▶ _EXTRACTED MATERIAL_:
┌──
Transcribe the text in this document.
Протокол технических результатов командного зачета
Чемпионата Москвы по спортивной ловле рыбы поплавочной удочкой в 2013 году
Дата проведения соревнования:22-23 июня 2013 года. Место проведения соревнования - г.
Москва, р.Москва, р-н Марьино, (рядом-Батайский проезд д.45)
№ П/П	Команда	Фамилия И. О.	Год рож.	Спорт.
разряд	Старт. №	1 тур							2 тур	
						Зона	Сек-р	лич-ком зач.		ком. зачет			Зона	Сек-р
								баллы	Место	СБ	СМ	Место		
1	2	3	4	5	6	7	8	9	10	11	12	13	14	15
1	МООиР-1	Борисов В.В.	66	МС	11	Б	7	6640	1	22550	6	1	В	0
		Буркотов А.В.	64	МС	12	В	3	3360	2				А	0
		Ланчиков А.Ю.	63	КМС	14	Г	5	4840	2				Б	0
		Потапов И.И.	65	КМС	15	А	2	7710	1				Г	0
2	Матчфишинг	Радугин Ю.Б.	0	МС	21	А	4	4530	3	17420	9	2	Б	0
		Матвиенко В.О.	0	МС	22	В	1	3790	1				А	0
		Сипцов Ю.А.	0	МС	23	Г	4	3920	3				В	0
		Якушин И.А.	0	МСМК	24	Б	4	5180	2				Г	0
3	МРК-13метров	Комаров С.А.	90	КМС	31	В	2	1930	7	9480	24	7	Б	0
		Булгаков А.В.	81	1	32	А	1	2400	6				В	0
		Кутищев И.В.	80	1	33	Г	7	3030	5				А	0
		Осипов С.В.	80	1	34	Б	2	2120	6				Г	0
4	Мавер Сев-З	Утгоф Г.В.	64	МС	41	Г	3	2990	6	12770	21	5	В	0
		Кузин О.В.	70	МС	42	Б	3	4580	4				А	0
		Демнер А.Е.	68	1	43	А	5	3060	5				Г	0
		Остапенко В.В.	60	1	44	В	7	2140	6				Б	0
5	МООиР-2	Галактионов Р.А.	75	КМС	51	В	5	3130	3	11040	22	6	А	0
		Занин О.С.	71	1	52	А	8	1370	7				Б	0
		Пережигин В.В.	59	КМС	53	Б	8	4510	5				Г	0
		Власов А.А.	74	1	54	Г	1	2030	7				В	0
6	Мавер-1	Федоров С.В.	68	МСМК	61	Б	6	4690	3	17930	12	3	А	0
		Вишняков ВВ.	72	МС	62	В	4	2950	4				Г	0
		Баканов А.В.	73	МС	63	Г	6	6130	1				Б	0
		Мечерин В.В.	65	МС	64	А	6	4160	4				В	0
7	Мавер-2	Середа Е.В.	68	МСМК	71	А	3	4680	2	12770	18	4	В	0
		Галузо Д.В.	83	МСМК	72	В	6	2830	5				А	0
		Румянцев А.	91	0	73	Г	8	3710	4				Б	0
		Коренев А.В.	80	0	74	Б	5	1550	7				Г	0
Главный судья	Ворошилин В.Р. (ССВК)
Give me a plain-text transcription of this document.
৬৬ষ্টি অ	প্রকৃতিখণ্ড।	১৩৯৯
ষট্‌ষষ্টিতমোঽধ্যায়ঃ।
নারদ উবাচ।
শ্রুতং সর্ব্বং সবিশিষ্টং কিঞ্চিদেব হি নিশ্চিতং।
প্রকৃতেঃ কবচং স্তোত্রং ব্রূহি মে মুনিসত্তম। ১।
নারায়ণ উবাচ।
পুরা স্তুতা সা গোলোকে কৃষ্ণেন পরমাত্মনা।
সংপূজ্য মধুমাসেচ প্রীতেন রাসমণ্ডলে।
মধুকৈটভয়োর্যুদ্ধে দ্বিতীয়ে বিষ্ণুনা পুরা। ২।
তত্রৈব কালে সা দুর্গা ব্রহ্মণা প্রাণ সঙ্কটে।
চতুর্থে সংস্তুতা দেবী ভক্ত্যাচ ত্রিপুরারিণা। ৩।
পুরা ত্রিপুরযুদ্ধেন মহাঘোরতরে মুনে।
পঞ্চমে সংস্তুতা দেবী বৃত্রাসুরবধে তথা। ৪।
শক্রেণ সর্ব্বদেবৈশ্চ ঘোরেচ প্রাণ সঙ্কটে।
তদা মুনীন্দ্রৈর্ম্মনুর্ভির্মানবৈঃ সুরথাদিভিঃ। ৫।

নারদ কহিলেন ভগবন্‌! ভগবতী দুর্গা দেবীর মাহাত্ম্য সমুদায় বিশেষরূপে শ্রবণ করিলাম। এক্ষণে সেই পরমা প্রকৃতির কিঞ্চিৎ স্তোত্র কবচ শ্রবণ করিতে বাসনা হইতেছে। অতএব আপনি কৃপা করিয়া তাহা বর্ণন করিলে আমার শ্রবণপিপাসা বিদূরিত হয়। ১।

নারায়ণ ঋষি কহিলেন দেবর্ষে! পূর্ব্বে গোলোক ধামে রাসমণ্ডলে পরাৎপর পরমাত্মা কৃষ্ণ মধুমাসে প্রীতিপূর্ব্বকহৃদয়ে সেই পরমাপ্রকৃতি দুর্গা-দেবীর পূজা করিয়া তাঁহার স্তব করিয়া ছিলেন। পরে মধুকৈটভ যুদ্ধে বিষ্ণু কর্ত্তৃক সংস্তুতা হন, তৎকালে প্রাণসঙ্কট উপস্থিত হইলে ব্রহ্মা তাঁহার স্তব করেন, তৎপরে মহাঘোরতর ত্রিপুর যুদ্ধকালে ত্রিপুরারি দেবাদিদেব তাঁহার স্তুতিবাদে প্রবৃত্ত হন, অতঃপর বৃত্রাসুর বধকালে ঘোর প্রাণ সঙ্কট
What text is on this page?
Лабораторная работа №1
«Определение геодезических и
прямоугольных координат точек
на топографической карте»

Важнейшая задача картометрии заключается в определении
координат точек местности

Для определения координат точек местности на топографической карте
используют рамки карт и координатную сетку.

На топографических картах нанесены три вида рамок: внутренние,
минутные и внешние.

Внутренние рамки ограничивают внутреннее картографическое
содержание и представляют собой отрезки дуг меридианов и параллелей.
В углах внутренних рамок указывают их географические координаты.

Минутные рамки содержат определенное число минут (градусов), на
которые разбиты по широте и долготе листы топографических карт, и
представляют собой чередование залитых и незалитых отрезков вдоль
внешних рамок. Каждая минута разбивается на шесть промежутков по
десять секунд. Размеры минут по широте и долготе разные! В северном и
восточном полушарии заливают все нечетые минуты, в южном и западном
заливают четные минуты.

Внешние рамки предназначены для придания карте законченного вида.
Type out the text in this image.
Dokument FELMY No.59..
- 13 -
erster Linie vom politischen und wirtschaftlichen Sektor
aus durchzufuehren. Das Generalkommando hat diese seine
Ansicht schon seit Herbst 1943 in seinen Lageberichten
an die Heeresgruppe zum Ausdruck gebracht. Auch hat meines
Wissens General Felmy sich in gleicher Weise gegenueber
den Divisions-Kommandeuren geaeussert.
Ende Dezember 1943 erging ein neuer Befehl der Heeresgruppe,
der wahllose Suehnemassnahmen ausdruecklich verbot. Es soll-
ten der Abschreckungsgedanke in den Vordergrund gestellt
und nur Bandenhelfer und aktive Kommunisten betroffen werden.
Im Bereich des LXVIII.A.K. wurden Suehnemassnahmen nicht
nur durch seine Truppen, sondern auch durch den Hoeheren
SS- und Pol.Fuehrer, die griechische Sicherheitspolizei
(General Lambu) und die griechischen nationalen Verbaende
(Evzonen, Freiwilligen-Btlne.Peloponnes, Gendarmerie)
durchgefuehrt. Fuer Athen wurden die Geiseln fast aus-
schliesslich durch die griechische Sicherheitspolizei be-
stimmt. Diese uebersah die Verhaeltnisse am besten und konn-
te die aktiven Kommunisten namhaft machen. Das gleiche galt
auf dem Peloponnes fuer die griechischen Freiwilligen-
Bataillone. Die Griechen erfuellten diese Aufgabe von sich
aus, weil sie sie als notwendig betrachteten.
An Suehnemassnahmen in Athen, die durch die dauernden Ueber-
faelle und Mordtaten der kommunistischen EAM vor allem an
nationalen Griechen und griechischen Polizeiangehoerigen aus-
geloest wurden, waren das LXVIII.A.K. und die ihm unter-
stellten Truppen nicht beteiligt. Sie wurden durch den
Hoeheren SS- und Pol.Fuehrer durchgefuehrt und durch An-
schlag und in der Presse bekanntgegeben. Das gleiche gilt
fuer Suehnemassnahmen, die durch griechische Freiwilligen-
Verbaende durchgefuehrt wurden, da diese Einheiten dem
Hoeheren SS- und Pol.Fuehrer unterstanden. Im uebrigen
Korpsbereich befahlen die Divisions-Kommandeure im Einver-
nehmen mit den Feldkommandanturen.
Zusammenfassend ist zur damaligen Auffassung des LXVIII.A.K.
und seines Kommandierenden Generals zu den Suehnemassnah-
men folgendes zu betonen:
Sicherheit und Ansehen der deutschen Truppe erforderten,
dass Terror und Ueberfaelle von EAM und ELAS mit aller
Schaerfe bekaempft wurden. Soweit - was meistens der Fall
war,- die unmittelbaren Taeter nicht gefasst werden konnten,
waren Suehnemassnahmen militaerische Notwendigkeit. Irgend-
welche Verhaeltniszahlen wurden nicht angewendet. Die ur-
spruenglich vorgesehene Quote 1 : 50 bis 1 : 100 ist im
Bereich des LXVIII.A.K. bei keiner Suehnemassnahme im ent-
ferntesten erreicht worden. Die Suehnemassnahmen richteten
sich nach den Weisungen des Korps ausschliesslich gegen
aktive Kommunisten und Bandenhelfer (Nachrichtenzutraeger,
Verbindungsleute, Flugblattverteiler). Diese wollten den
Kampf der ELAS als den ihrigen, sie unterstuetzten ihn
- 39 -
└──
▶ _WHAT TO DO_:
Give the number of lines in the data that contain "waren", with no other words.

▶ _RESULT OF THE TASK_:
2